Exercise prompt :: Arrange the entries, from the first line through the line containing "Point (143, 492, 166, 507)", as a Markdown table with the columns Row and Line. Number each row, and leave out any blank lines.

Dataset records ::
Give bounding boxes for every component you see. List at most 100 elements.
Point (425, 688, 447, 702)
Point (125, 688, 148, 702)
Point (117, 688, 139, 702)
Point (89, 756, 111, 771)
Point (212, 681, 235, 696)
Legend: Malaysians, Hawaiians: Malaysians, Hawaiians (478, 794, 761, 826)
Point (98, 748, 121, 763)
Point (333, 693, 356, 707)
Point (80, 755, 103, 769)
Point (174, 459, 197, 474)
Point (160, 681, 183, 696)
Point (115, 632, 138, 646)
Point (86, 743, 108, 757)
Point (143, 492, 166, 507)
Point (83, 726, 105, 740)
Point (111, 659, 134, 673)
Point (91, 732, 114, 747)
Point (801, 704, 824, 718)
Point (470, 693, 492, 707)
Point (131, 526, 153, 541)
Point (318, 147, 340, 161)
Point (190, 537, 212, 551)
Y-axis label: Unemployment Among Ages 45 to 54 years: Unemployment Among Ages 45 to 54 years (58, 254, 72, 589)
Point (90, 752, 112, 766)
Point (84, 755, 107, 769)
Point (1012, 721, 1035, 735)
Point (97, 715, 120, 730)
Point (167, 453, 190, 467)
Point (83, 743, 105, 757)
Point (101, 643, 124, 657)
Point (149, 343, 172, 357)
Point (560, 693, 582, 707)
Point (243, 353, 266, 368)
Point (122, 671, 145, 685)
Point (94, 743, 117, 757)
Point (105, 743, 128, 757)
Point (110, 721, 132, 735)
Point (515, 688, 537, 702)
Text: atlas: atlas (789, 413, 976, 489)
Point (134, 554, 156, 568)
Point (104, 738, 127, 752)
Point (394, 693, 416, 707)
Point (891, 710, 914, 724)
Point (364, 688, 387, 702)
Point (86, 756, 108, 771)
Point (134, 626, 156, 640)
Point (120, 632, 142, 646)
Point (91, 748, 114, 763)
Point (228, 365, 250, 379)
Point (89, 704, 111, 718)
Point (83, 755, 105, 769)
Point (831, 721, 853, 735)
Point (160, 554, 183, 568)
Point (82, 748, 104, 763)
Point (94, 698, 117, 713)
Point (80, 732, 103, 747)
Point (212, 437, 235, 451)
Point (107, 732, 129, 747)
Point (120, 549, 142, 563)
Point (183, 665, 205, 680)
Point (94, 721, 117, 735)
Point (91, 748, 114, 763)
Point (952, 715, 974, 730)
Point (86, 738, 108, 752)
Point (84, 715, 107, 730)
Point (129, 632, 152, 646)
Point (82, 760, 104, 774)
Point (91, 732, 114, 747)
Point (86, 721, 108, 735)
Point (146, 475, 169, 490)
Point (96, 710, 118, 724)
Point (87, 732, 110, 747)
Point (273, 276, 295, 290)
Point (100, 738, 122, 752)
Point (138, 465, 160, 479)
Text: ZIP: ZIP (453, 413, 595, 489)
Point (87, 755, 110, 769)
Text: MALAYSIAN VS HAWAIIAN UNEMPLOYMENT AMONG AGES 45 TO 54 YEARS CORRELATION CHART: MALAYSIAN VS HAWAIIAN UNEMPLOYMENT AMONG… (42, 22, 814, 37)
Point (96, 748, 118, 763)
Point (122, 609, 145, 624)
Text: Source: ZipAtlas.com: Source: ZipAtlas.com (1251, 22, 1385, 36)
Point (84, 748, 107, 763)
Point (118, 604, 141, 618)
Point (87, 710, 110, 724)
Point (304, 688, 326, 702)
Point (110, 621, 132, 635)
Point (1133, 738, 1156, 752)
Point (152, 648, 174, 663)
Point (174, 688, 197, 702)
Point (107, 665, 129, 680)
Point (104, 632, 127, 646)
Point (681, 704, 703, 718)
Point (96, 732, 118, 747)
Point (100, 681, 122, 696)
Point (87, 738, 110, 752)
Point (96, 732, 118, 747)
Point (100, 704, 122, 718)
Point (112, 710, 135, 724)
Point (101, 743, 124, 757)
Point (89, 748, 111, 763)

The answer ::
| Row | Line |
|---|---|
| 1 | Give bounding boxes for every component you see. List at most 100 elements. |
| 2 | Point (425, 688, 447, 702) |
| 3 | Point (125, 688, 148, 702) |
| 4 | Point (117, 688, 139, 702) |
| 5 | Point (89, 756, 111, 771) |
| 6 | Point (212, 681, 235, 696) |
| 7 | Legend: Malaysians, Hawaiians: Malaysians, Hawaiians (478, 794, 761, 826) |
| 8 | Point (98, 748, 121, 763) |
| 9 | Point (333, 693, 356, 707) |
| 10 | Point (80, 755, 103, 769) |
| 11 | Point (174, 459, 197, 474) |
| 12 | Point (160, 681, 183, 696) |
| 13 | Point (115, 632, 138, 646) |
| 14 | Point (86, 743, 108, 757) |
| 15 | Point (143, 492, 166, 507) |